EXERCISE BRIEF
Output the data exactly, with every line intact.

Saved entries
--- BEGIN ---

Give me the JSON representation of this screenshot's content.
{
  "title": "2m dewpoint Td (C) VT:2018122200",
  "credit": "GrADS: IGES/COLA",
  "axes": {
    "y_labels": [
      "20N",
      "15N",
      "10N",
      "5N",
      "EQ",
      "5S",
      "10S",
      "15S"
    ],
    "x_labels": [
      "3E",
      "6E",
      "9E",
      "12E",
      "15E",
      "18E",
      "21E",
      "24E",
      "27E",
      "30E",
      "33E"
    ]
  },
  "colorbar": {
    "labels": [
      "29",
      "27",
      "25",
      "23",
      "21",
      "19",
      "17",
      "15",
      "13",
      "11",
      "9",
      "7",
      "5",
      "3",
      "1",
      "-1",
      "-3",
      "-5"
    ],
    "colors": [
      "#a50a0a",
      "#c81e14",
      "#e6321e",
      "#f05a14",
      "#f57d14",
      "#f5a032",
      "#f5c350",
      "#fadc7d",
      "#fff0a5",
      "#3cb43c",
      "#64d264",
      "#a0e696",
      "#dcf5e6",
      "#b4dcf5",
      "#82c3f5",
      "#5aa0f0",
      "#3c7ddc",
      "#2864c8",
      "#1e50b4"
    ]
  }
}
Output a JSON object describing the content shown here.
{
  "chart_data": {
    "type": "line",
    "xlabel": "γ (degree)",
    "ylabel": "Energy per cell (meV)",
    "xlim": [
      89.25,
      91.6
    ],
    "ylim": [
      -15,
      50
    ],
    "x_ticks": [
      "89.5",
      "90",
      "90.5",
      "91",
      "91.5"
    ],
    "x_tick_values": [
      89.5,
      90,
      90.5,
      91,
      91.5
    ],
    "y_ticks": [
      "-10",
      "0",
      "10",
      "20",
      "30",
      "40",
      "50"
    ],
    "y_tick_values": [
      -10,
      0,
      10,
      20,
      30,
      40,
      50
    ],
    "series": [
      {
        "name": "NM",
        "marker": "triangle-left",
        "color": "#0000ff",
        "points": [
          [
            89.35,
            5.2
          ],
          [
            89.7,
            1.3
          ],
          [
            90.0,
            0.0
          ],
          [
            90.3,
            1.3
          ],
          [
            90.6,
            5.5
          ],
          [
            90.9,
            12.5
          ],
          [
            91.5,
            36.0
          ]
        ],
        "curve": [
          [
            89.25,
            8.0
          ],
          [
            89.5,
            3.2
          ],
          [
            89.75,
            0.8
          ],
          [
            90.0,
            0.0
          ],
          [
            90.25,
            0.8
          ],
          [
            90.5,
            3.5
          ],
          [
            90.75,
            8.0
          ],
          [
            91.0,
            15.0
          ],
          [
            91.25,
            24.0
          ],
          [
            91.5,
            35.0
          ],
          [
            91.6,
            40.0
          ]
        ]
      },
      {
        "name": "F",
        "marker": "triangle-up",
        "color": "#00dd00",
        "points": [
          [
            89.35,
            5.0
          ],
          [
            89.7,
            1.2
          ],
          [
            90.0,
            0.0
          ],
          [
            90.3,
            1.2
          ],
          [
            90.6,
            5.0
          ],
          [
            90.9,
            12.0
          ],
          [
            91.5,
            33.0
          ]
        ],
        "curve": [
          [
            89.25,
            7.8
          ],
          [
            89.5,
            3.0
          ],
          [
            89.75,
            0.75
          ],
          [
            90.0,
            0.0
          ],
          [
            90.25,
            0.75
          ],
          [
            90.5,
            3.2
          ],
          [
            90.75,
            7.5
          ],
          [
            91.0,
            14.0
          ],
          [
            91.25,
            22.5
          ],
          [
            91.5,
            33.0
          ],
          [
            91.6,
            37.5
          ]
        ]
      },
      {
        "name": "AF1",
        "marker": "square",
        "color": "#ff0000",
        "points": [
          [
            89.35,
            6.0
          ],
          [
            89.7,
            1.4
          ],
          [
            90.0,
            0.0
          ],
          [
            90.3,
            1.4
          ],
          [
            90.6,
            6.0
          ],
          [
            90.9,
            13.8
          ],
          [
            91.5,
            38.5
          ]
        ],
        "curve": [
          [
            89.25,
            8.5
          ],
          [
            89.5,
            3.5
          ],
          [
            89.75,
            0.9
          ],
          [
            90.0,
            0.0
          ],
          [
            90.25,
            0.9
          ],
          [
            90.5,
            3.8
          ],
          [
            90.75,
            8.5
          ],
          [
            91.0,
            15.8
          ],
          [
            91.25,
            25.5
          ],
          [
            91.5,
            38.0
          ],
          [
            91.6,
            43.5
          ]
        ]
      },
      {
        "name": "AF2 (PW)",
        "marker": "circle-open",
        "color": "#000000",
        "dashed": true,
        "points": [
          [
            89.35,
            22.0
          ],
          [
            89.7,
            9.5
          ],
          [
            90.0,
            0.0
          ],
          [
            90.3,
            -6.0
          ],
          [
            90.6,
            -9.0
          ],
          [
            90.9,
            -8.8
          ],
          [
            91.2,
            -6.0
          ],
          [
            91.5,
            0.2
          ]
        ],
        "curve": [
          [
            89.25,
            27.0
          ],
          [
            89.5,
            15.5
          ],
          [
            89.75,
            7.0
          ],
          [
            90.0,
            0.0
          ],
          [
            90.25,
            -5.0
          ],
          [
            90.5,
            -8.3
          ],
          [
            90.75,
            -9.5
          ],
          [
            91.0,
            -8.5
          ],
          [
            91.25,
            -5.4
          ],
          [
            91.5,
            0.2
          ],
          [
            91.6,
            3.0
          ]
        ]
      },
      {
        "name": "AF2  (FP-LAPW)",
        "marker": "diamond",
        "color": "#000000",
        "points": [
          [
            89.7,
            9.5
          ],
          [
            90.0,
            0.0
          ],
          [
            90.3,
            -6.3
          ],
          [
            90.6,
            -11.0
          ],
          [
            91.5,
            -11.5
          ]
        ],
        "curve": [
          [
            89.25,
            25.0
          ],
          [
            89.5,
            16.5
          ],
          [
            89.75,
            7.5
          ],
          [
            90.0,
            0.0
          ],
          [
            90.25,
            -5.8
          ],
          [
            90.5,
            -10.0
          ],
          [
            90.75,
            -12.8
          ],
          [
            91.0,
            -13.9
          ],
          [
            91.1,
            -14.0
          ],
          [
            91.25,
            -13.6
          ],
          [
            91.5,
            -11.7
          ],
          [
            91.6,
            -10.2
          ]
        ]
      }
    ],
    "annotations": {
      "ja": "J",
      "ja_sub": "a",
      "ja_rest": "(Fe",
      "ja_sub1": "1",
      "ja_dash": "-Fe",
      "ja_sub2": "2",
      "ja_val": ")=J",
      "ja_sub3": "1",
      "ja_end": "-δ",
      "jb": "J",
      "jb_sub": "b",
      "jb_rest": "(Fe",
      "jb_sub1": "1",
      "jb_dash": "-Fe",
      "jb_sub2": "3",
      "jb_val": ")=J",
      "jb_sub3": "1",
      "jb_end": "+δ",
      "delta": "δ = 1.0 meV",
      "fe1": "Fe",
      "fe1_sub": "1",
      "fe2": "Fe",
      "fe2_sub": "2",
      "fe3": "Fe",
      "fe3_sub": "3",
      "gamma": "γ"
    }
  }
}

--- END ---

SOLUTION TO THIS EXERCISE
Give me the JSON representation of this screenshot's content.
{
  "title": "2m dewpoint Td (C) VT:2018122200",
  "credit": "GrADS: IGES/COLA",
  "axes": {
    "y_labels": [
      "20N",
      "15N",
      "10N",
      "5N",
      "EQ",
      "5S",
      "10S",
      "15S"
    ],
    "x_labels": [
      "3E",
      "6E",
      "9E",
      "12E",
      "15E",
      "18E",
      "21E",
      "24E",
      "27E",
      "30E",
      "33E"
    ]
  },
  "colorbar": {
    "labels": [
      "29",
      "27",
      "25",
      "23",
      "21",
      "19",
      "17",
      "15",
      "13",
      "11",
      "9",
      "7",
      "5",
      "3",
      "1",
      "-1",
      "-3",
      "-5"
    ],
    "colors": [
      "#a50a0a",
      "#c81e14",
      "#e6321e",
      "#f05a14",
      "#f57d14",
      "#f5a032",
      "#f5c350",
      "#fadc7d",
      "#fff0a5",
      "#3cb43c",
      "#64d264",
      "#a0e696",
      "#dcf5e6",
      "#b4dcf5",
      "#82c3f5",
      "#5aa0f0",
      "#3c7ddc",
      "#2864c8",
      "#1e50b4"
    ]
  }
}
Output a JSON object describing the content shown here.
{
  "chart_data": {
    "type": "line",
    "xlabel": "γ (degree)",
    "ylabel": "Energy per cell (meV)",
    "xlim": [
      89.25,
      91.6
    ],
    "ylim": [
      -15,
      50
    ],
    "x_ticks": [
      "89.5",
      "90",
      "90.5",
      "91",
      "91.5"
    ],
    "x_tick_values": [
      89.5,
      90,
      90.5,
      91,
      91.5
    ],
    "y_ticks": [
      "-10",
      "0",
      "10",
      "20",
      "30",
      "40",
      "50"
    ],
    "y_tick_values": [
      -10,
      0,
      10,
      20,
      30,
      40,
      50
    ],
    "series": [
      {
        "name": "NM",
        "marker": "triangle-left",
        "color": "#0000ff",
        "points": [
          [
            89.35,
            5.2
          ],
          [
            89.7,
            1.3
          ],
          [
            90.0,
            0.0
          ],
          [
            90.3,
            1.3
          ],
          [
            90.6,
            5.5
          ],
          [
            90.9,
            12.5
          ],
          [
            91.5,
            36.0
          ]
        ],
        "curve": [
          [
            89.25,
            8.0
          ],
          [
            89.5,
            3.2
          ],
          [
            89.75,
            0.8
          ],
          [
            90.0,
            0.0
          ],
          [
            90.25,
            0.8
          ],
          [
            90.5,
            3.5
          ],
          [
            90.75,
            8.0
          ],
          [
            91.0,
            15.0
          ],
          [
            91.25,
            24.0
          ],
          [
            91.5,
            35.0
          ],
          [
            91.6,
            40.0
          ]
        ]
      },
      {
        "name": "F",
        "marker": "triangle-up",
        "color": "#00dd00",
        "points": [
          [
            89.35,
            5.0
          ],
          [
            89.7,
            1.2
          ],
          [
            90.0,
            0.0
          ],
          [
            90.3,
            1.2
          ],
          [
            90.6,
            5.0
          ],
          [
            90.9,
            12.0
          ],
          [
            91.5,
            33.0
          ]
        ],
        "curve": [
          [
            89.25,
            7.8
          ],
          [
            89.5,
            3.0
          ],
          [
            89.75,
            0.75
          ],
          [
            90.0,
            0.0
          ],
          [
            90.25,
            0.75
          ],
          [
            90.5,
            3.2
          ],
          [
            90.75,
            7.5
          ],
          [
            91.0,
            14.0
          ],
          [
            91.25,
            22.5
          ],
          [
            91.5,
            33.0
          ],
          [
            91.6,
            37.5
          ]
        ]
      },
      {
        "name": "AF1",
        "marker": "square",
        "color": "#ff0000",
        "points": [
          [
            89.35,
            6.0
          ],
          [
            89.7,
            1.4
          ],
          [
            90.0,
            0.0
          ],
          [
            90.3,
            1.4
          ],
          [
            90.6,
            6.0
          ],
          [
            90.9,
            13.8
          ],
          [
            91.5,
            38.5
          ]
        ],
        "curve": [
          [
            89.25,
            8.5
          ],
          [
            89.5,
            3.5
          ],
          [
            89.75,
            0.9
          ],
          [
            90.0,
            0.0
          ],
          [
            90.25,
            0.9
          ],
          [
            90.5,
            3.8
          ],
          [
            90.75,
            8.5
          ],
          [
            91.0,
            15.8
          ],
          [
            91.25,
            25.5
          ],
          [
            91.5,
            38.0
          ],
          [
            91.6,
            43.5
          ]
        ]
      },
      {
        "name": "AF2 (PW)",
        "marker": "circle-open",
        "color": "#000000",
        "dashed": true,
        "points": [
          [
            89.35,
            22.0
          ],
          [
            89.7,
            9.5
          ],
          [
            90.0,
            0.0
          ],
          [
            90.3,
            -6.0
          ],
          [
            90.6,
            -9.0
          ],
          [
            90.9,
            -8.8
          ],
          [
            91.2,
            -6.0
          ],
          [
            91.5,
            0.2
          ]
        ],
        "curve": [
          [
            89.25,
            27.0
          ],
          [
            89.5,
            15.5
          ],
          [
            89.75,
            7.0
          ],
          [
            90.0,
            0.0
          ],
          [
            90.25,
            -5.0
          ],
          [
            90.5,
            -8.3
          ],
          [
            90.75,
            -9.5
          ],
          [
            91.0,
            -8.5
          ],
          [
            91.25,
            -5.4
          ],
          [
            91.5,
            0.2
          ],
          [
            91.6,
            3.0
          ]
        ]
      },
      {
        "name": "AF2  (FP-LAPW)",
        "marker": "diamond",
        "color": "#000000",
        "points": [
          [
            89.7,
            9.5
          ],
          [
            90.0,
            0.0
          ],
          [
            90.3,
            -6.3
          ],
          [
            90.6,
            -11.0
          ],
          [
            91.5,
            -11.5
          ]
        ],
        "curve": [
          [
            89.25,
            25.0
          ],
          [
            89.5,
            16.5
          ],
          [
            89.75,
            7.5
          ],
          [
            90.0,
            0.0
          ],
          [
            90.25,
            -5.8
          ],
          [
            90.5,
            -10.0
          ],
          [
            90.75,
            -12.8
          ],
          [
            91.0,
            -13.9
          ],
          [
            91.1,
            -14.0
          ],
          [
            91.25,
            -13.6
          ],
          [
            91.5,
            -11.7
          ],
          [
            91.6,
            -10.2
          ]
        ]
      }
    ],
    "annotations": {
      "ja": "J",
      "ja_sub": "a",
      "ja_rest": "(Fe",
      "ja_sub1": "1",
      "ja_dash": "-Fe",
      "ja_sub2": "2",
      "ja_val": ")=J",
      "ja_sub3": "1",
      "ja_end": "-δ",
      "jb": "J",
      "jb_sub": "b",
      "jb_rest": "(Fe",
      "jb_sub1": "1",
      "jb_dash": "-Fe",
      "jb_sub2": "3",
      "jb_val": ")=J",
      "jb_sub3": "1",
      "jb_end": "+δ",
      "delta": "δ = 1.0 meV",
      "fe1": "Fe",
      "fe1_sub": "1",
      "fe2": "Fe",
      "fe2_sub": "2",
      "fe3": "Fe",
      "fe3_sub": "3",
      "gamma": "γ"
    }
  }
}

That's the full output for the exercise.